[What this task involves]:
Scan the material for the word "view", and copy each line where it shows up.
━━━━━━
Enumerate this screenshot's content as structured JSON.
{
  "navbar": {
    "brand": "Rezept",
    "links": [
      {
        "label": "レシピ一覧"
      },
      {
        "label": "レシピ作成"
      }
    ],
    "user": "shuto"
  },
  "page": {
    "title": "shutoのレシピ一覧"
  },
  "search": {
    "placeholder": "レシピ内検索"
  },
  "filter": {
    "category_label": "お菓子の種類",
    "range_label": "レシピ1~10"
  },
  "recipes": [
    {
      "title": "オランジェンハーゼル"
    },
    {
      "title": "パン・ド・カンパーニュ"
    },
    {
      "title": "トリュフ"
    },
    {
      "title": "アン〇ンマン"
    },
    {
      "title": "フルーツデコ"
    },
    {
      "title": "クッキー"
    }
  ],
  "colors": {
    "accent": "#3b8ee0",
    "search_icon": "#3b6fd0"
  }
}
━━━━━━
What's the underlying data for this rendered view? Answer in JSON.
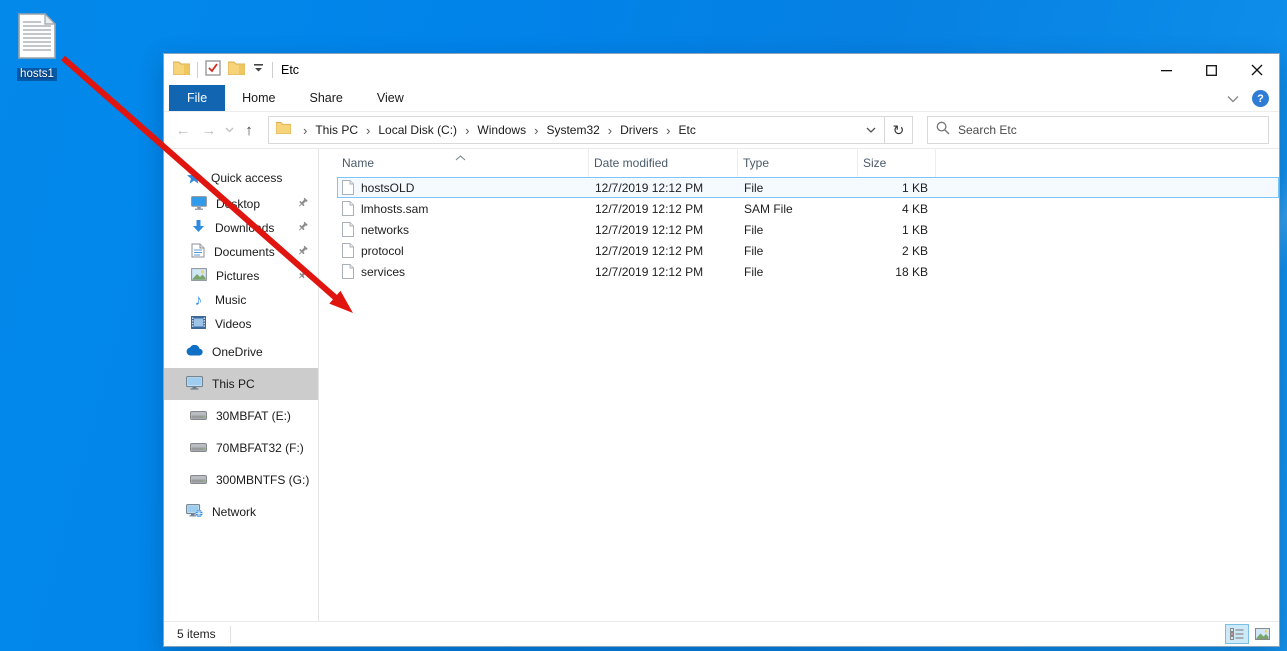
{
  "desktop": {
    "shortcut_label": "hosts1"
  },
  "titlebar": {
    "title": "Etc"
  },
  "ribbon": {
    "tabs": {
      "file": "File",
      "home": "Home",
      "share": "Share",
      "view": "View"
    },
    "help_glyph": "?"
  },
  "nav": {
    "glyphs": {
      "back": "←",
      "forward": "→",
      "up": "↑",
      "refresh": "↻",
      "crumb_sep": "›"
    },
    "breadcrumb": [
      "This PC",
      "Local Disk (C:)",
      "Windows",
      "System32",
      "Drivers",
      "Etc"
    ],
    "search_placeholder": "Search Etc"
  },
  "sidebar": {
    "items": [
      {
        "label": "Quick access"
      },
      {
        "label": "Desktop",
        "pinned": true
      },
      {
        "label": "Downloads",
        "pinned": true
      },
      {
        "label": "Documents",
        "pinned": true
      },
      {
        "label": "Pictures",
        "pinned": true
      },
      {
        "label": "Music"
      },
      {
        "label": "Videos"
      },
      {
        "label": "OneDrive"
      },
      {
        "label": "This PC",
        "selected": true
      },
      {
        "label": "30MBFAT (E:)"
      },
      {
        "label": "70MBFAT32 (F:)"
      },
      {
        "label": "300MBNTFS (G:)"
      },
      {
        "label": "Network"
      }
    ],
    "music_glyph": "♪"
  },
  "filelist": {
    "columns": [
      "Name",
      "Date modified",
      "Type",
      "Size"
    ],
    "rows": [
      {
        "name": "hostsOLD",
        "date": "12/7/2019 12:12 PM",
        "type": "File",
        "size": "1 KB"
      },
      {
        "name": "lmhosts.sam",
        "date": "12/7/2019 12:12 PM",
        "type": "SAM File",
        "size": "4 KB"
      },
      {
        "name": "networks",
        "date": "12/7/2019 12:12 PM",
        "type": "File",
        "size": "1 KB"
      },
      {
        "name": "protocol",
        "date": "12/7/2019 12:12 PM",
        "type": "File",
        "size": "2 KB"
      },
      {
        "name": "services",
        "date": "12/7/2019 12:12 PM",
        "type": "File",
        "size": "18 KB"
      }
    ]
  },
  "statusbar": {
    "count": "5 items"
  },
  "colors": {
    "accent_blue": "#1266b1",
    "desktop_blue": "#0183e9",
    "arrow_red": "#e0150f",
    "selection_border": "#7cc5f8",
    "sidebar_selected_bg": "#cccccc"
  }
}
━━━━━━
[Response]:
What's the underlying data for this rendered view? Answer in JSON.
      "view": "View"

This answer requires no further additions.